TASK TO CARRY OUT: Copy each line of the entries that contains the word "marker".

━━━━━ RECORDS SHOWN ━━━━━

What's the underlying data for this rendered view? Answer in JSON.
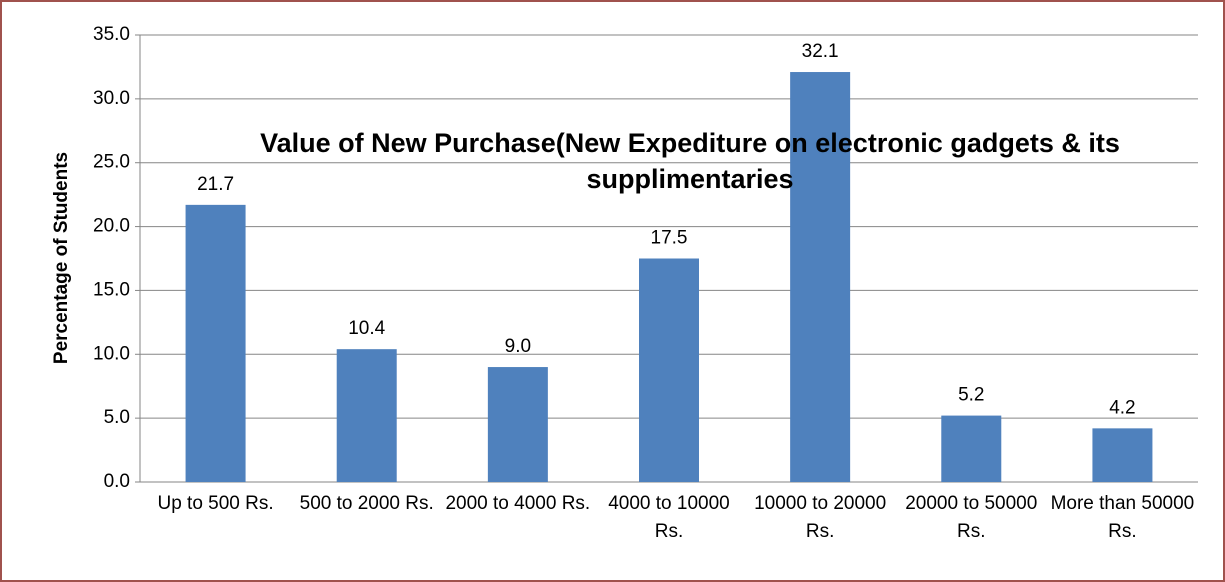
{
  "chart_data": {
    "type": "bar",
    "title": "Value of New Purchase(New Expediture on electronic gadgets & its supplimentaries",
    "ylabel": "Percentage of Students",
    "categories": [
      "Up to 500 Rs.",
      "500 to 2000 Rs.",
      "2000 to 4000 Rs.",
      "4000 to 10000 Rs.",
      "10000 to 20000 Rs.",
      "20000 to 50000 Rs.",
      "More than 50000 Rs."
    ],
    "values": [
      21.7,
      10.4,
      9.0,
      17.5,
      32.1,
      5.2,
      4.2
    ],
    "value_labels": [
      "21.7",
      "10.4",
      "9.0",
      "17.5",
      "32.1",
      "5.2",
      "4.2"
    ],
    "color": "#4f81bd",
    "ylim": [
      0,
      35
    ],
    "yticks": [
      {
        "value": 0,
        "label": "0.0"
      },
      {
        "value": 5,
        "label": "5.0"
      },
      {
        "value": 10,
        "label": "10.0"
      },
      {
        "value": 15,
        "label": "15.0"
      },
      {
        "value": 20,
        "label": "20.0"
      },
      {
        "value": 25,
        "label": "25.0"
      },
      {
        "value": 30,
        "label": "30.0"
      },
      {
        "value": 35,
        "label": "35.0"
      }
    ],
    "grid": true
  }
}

━━━━━
━━━━━ RECORDS SHOWN ━━━━━

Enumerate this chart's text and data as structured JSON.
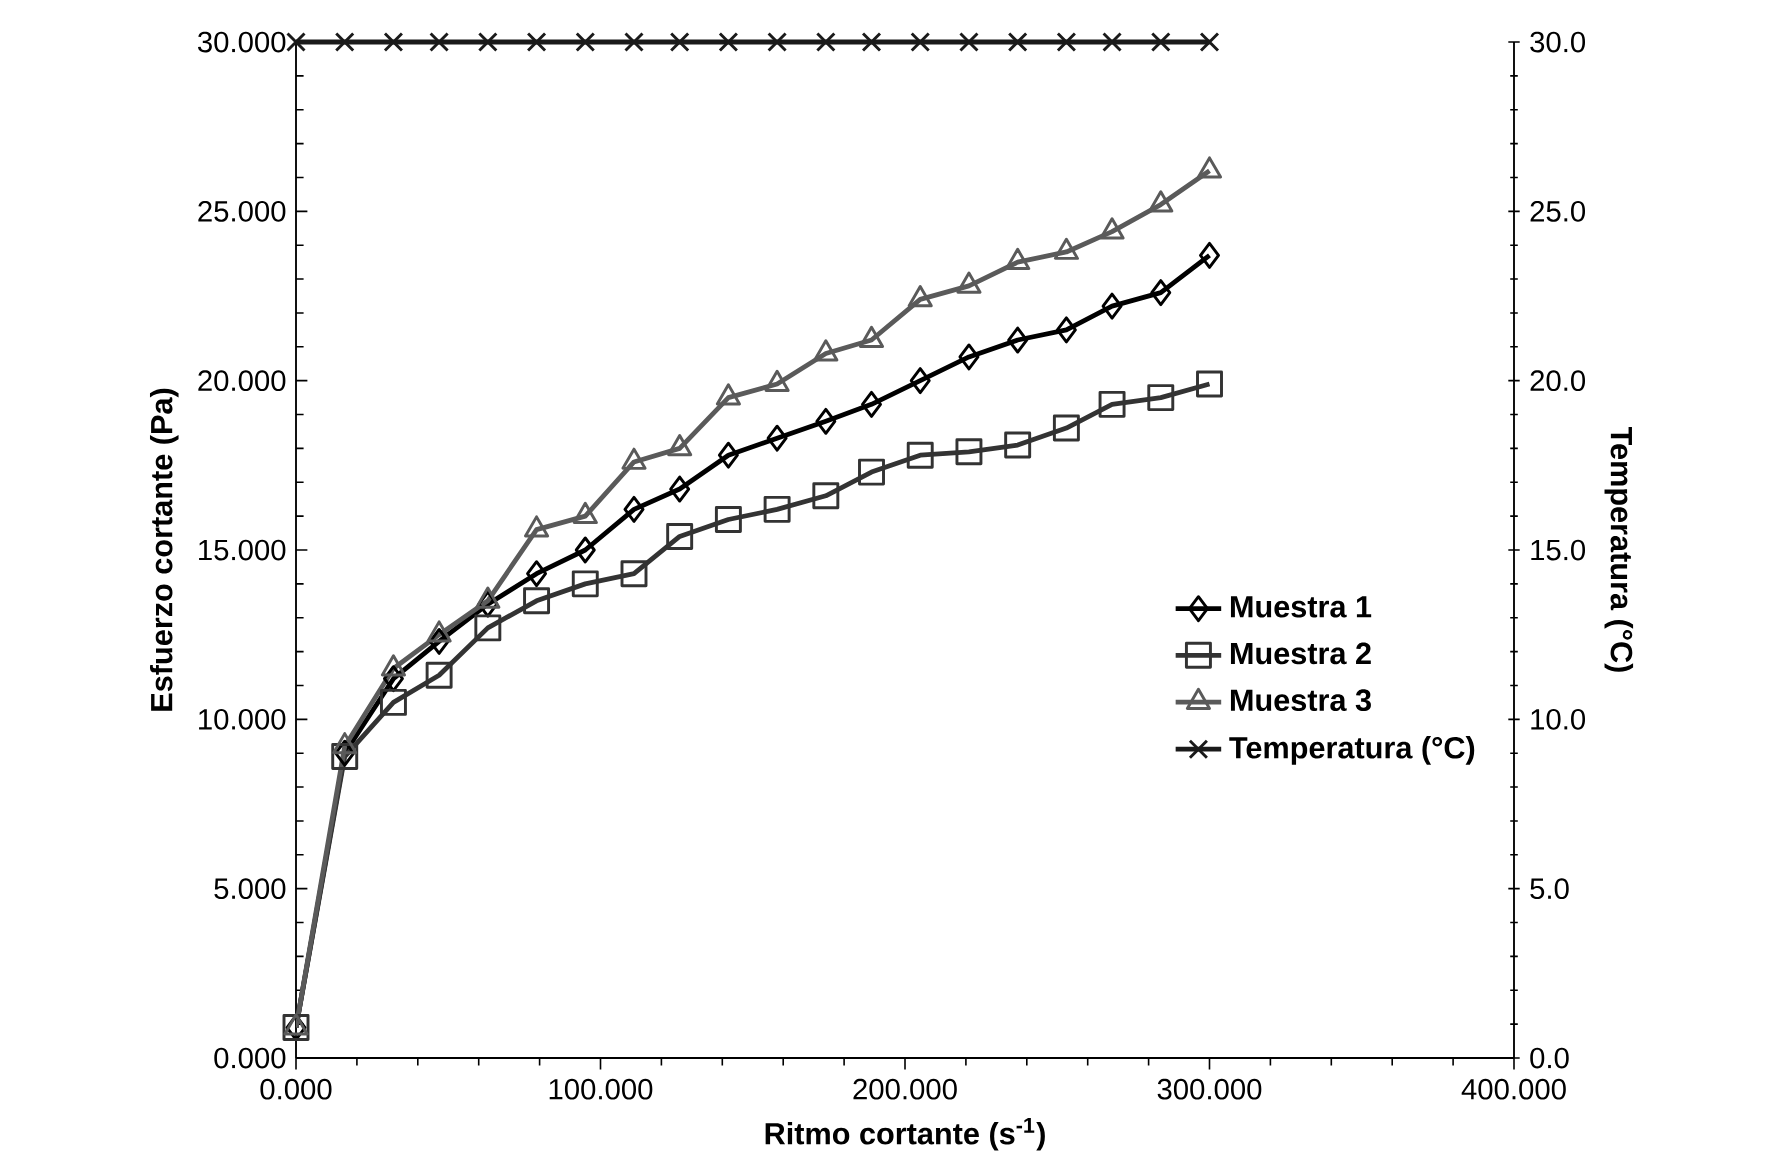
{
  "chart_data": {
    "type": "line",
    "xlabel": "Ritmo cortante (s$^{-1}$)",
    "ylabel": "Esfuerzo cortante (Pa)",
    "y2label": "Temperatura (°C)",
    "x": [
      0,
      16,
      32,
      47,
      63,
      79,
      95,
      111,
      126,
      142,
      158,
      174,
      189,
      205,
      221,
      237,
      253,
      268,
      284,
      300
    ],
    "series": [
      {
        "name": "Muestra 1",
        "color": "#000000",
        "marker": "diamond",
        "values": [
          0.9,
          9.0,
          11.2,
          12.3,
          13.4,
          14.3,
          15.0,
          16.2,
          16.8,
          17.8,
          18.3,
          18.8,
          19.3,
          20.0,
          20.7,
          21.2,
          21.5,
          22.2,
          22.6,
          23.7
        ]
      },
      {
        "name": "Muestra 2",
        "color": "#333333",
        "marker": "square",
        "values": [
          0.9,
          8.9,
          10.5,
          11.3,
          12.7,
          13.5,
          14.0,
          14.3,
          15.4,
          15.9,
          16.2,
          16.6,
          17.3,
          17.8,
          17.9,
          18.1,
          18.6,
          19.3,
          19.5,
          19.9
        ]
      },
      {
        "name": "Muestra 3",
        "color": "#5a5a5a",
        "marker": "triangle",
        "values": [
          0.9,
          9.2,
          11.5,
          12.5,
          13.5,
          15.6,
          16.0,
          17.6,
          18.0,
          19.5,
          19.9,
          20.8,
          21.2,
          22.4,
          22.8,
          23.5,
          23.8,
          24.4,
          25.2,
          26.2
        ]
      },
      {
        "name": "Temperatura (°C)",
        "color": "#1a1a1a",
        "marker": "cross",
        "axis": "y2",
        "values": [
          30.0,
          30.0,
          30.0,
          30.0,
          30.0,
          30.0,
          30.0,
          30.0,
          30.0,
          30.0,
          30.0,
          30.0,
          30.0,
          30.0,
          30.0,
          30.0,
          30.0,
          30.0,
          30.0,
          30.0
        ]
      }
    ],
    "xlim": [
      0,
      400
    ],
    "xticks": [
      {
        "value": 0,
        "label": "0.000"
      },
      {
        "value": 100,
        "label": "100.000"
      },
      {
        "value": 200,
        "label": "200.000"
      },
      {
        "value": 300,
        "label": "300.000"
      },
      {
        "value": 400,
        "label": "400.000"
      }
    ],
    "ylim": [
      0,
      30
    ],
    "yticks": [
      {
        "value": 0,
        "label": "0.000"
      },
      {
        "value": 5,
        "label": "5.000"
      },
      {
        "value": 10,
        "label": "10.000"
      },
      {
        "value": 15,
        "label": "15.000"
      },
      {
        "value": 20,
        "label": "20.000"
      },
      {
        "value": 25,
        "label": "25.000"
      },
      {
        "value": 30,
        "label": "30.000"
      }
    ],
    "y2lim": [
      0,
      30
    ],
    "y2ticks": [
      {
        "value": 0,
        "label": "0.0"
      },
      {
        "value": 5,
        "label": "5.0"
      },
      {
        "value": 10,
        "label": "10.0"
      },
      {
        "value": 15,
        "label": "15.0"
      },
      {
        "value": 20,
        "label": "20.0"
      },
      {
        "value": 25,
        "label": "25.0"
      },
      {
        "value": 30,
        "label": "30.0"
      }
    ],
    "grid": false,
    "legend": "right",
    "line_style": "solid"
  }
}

━━━━━

ANSWER TO THE PROBLEM:
        "marker": "diamond",
        "marker": "square",
        "marker": "triangle",
        "marker": "cross",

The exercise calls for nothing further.